[The task]:
Pull every line containing "text" out of the material below.

[Supplied material]:
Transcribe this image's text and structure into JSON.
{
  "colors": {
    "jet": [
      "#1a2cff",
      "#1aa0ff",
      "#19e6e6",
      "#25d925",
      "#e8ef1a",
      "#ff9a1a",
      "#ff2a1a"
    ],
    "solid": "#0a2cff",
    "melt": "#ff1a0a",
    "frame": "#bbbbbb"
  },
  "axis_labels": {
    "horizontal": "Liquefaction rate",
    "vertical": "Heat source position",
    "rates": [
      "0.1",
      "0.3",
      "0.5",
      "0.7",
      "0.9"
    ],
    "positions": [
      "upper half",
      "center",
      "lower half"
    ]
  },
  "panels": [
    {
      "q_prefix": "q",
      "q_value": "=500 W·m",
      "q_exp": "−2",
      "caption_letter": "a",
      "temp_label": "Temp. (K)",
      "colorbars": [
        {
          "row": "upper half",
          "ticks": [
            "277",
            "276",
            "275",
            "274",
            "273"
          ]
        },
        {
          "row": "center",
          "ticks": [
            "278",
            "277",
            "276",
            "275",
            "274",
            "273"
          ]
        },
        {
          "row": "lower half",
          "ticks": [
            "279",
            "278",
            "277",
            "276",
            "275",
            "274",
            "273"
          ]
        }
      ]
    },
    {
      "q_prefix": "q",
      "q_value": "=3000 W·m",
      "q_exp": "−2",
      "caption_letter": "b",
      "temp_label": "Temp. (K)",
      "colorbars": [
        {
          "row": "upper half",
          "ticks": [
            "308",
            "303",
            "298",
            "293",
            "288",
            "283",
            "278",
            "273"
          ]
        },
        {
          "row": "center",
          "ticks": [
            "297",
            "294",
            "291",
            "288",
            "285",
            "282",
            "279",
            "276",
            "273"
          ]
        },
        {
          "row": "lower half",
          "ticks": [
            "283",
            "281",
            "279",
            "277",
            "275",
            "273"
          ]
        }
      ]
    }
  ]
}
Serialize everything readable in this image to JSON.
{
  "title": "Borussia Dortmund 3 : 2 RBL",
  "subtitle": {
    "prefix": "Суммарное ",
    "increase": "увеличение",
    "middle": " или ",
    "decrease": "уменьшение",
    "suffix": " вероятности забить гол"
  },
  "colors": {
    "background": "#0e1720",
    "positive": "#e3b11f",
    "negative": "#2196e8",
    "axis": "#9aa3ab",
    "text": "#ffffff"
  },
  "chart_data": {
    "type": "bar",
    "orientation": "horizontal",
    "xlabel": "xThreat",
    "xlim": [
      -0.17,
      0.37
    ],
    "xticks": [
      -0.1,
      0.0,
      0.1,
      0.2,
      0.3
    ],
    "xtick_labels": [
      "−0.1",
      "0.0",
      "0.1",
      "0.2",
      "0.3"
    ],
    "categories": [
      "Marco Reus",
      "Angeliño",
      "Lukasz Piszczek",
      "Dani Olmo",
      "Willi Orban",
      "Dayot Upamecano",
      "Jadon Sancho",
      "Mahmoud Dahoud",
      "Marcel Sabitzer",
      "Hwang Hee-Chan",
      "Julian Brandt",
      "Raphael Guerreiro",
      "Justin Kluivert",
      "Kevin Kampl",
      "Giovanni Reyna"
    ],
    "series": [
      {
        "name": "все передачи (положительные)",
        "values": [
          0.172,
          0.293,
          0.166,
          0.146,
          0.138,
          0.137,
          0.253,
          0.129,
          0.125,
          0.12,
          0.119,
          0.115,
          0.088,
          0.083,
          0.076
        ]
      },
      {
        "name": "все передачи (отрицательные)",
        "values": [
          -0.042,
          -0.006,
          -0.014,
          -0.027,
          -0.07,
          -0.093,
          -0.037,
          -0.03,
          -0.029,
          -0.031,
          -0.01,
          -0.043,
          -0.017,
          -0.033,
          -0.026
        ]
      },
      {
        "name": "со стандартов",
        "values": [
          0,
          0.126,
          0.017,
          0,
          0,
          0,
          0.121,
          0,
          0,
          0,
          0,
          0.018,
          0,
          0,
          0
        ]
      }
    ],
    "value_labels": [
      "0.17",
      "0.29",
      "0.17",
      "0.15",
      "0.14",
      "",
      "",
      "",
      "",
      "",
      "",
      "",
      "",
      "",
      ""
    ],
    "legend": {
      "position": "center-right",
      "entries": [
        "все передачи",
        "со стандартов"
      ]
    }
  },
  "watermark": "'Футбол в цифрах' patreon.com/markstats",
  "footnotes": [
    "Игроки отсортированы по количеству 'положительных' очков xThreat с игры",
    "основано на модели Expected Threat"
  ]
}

[Finished answer]:
Transcribe this image's text and structure into JSON.
    "text": "#ffffff"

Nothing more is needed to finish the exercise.